WHAT IS NEEDED — Quote every line of the data below as it stands, omitting pictures.

--- Start of EXERCISE MATERIAL ---

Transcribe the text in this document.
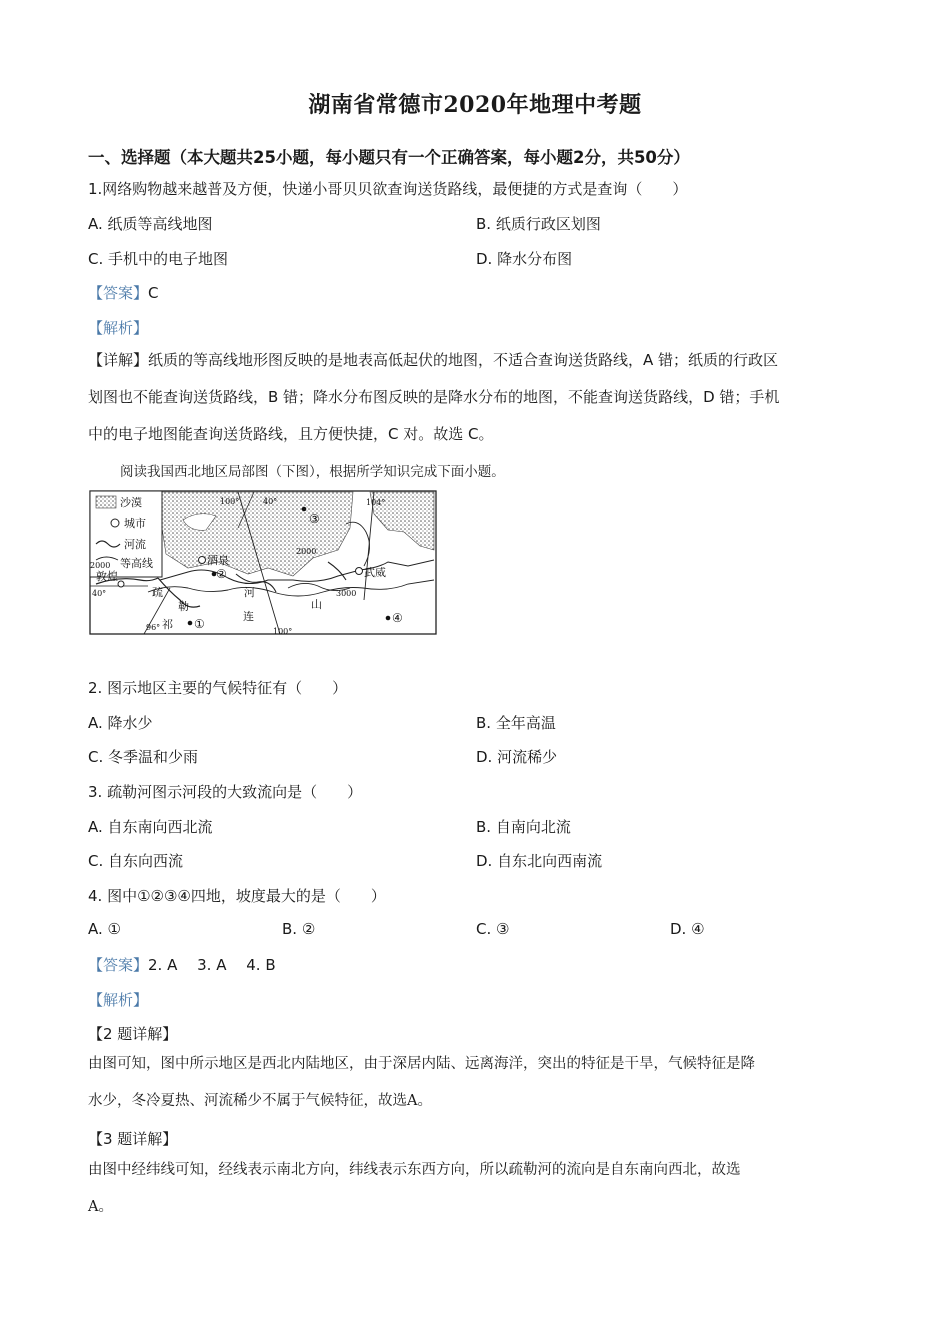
湖南省常德市2020年地理中考题
一、选择题（本大题共25小题，每小题只有一个正确答案，每小题2分，共50分）
1.网络购物越来越普及方便，快递小哥贝贝欲查询送货路线，最便捷的方式是查询（　　）
A. 纸质等高线地图	B. 纸质行政区划图
C. 手机中的电子地图	D. 降水分布图
【答案】C
【解析】
【详解】纸质的等高线地形图反映的是地表高低起伏的地图，不适合查询送货路线，A 错；纸质的行政区
划图也不能查询送货路线，B 错；降水分布图反映的是降水分布的地图，不能查询送货路线，D 错；手机
中的电子地图能查询送货路线，且方便快捷，C 对。故选 C。
阅读我国西北地区局部图（下图），根据所学知识完成下面小题。
沙漠
城市
河流
等高线
2000
100°	40°	104°
40°
96°	100°
酒泉
武威
敦煌
2000
3000
疏
勒
河
祁
连
山
①
②
③
④
2. 图示地区主要的气候特征有（　　）
A. 降水少	B. 全年高温
C. 冬季温和少雨	D. 河流稀少
3. 疏勒河图示河段的大致流向是（　　）
A. 自东南向西北流	B. 自南向北流
C. 自东向西流	D. 自东北向西南流
4. 图中①②③④四地，坡度最大的是（　　）
A. ①	B. ②	C. ③	D. ④
【答案】2. A　 3. A　 4. B
【解析】
【2 题详解】
由图可知，图中所示地区是西北内陆地区，由于深居内陆、远离海洋，突出的特征是干旱，气候特征是降
水少，冬冷夏热、河流稀少不属于气候特征，故选A。
【3 题详解】
由图中经纬线可知，经线表示南北方向，纬线表示东西方向，所以疏勒河的流向是自东南向西北，故选
A。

--- End of EXERCISE MATERIAL ---

THE OUTPUT —
Transcribe the text in this document.
湖南省常德市2020年地理中考题
一、选择题（本大题共25小题，每小题只有一个正确答案，每小题2分，共50分）
1.网络购物越来越普及方便，快递小哥贝贝欲查询送货路线，最便捷的方式是查询（　　）
A. 纸质等高线地图	B. 纸质行政区划图
C. 手机中的电子地图	D. 降水分布图
【答案】C
【解析】
【详解】纸质的等高线地形图反映的是地表高低起伏的地图，不适合查询送货路线，A 错；纸质的行政区
划图也不能查询送货路线，B 错；降水分布图反映的是降水分布的地图，不能查询送货路线，D 错；手机
中的电子地图能查询送货路线，且方便快捷，C 对。故选 C。
阅读我国西北地区局部图（下图），根据所学知识完成下面小题。
沙漠
城市
河流
等高线
2000
100°	40°	104°
40°
96°	100°
酒泉
武威
敦煌
2000
3000
疏
勒
河
祁
连
山
①
②
③
④
2. 图示地区主要的气候特征有（　　）
A. 降水少	B. 全年高温
C. 冬季温和少雨	D. 河流稀少
3. 疏勒河图示河段的大致流向是（　　）
A. 自东南向西北流	B. 自南向北流
C. 自东向西流	D. 自东北向西南流
4. 图中①②③④四地，坡度最大的是（　　）
A. ①	B. ②	C. ③	D. ④
【答案】2. A　 3. A　 4. B
【解析】
【2 题详解】
由图可知，图中所示地区是西北内陆地区，由于深居内陆、远离海洋，突出的特征是干旱，气候特征是降
水少，冬冷夏热、河流稀少不属于气候特征，故选A。
【3 题详解】
由图中经纬线可知，经线表示南北方向，纬线表示东西方向，所以疏勒河的流向是自东南向西北，故选
A。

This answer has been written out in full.